## GIVEN TASK
Reproduce the rows below word for word, from the first row through the row containing "The wall 410 is at (597, 267).", with both of those rows included. Leave the pictures out.

## PROVIDED MATERIAL
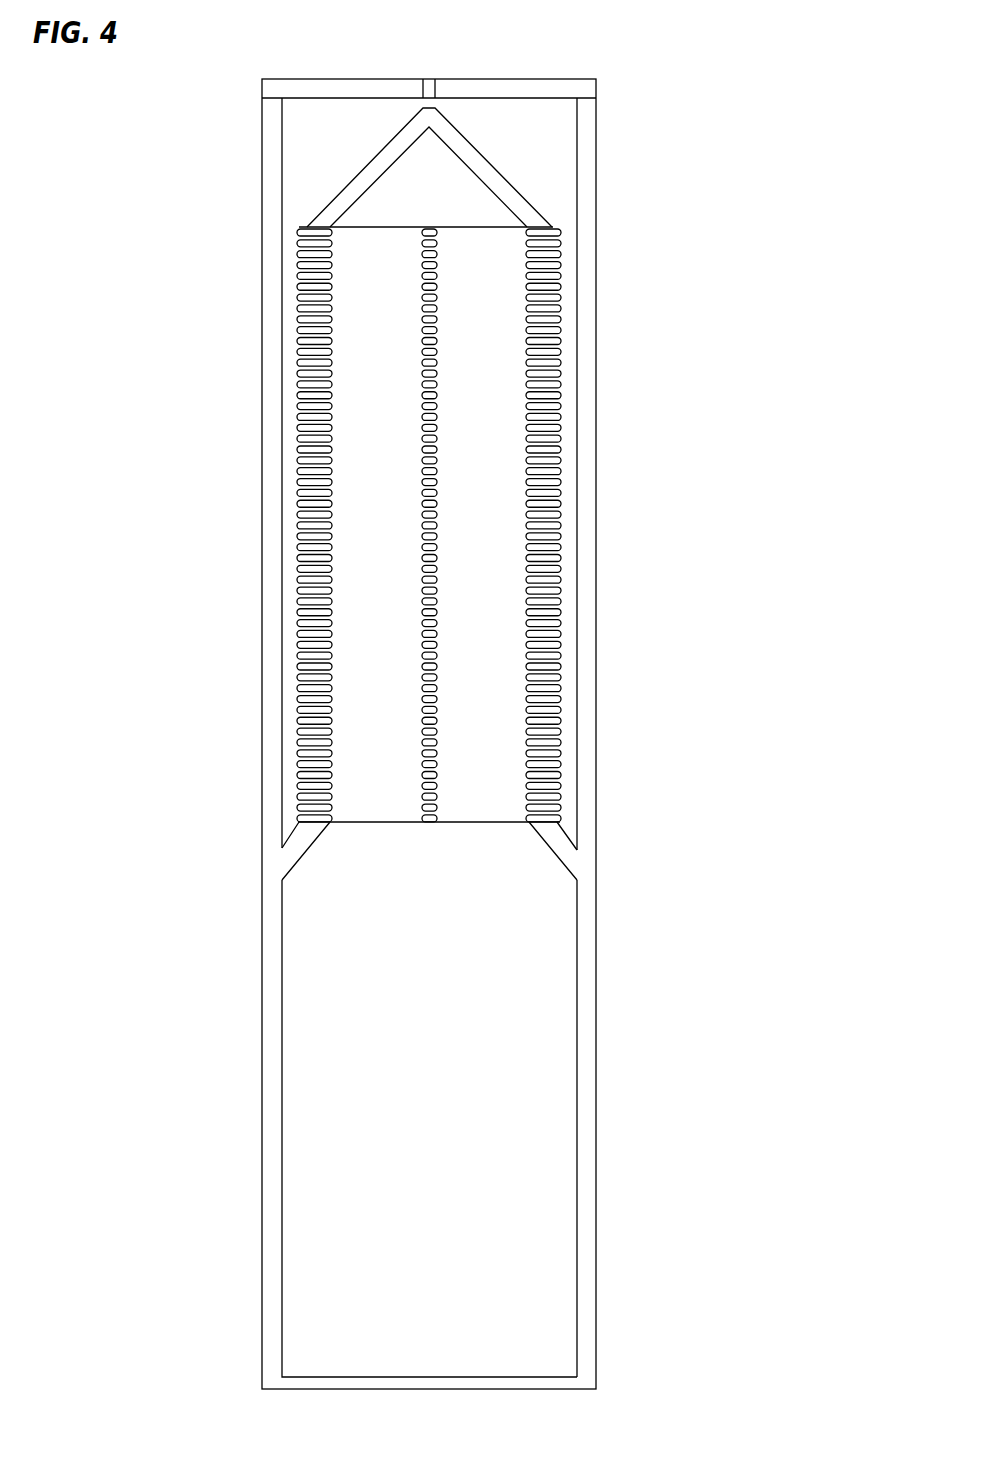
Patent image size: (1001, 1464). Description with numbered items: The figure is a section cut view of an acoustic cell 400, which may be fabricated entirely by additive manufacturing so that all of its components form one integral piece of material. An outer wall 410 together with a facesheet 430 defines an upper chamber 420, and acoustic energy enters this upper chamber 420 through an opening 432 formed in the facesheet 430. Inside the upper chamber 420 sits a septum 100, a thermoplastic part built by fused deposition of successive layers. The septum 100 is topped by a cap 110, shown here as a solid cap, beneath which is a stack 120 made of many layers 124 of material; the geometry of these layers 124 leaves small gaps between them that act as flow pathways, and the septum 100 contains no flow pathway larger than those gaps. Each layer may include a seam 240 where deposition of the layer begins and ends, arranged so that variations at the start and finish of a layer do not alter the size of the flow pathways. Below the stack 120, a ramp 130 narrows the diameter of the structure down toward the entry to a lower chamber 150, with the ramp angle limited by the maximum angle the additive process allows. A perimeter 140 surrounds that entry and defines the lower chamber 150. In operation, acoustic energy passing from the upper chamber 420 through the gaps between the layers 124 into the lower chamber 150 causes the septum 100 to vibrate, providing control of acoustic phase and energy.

The septum 100 is at (298, 140).
The cap 110 is at (485, 158).
The stack 120 is at (545, 627).
The layers 124 is at (570, 466).
The ramp 130 is at (568, 833).
The perimeter 140 is at (595, 942).
The lower chamber 150 is at (447, 966).
The seam 240 is at (427, 424).
The acoustic cell 400 is at (140, 424).
The wall 410 is at (597, 267).
The upper chamber 420 is at (543, 165).
The facesheet 430 is at (557, 79).
The opening 432 is at (431, 84).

## FULL RESPONSE
Patent image size: (1001, 1464). Description with numbered items: The figure is a section cut view of an acoustic cell 400, which may be fabricated entirely by additive manufacturing so that all of its components form one integral piece of material. An outer wall 410 together with a facesheet 430 defines an upper chamber 420, and acoustic energy enters this upper chamber 420 through an opening 432 formed in the facesheet 430. Inside the upper chamber 420 sits a septum 100, a thermoplastic part built by fused deposition of successive layers. The septum 100 is topped by a cap 110, shown here as a solid cap, beneath which is a stack 120 made of many layers 124 of material; the geometry of these layers 124 leaves small gaps between them that act as flow pathways, and the septum 100 contains no flow pathway larger than those gaps. Each layer may include a seam 240 where deposition of the layer begins and ends, arranged so that variations at the start and finish of a layer do not alter the size of the flow pathways. Below the stack 120, a ramp 130 narrows the diameter of the structure down toward the entry to a lower chamber 150, with the ramp angle limited by the maximum angle the additive process allows. A perimeter 140 surrounds that entry and defines the lower chamber 150. In operation, acoustic energy passing from the upper chamber 420 through the gaps between the layers 124 into the lower chamber 150 causes the septum 100 to vibrate, providing control of acoustic phase and energy.

The septum 100 is at (298, 140).
The cap 110 is at (485, 158).
The stack 120 is at (545, 627).
The layers 124 is at (570, 466).
The ramp 130 is at (568, 833).
The perimeter 140 is at (595, 942).
The lower chamber 150 is at (447, 966).
The seam 240 is at (427, 424).
The acoustic cell 400 is at (140, 424).
The wall 410 is at (597, 267).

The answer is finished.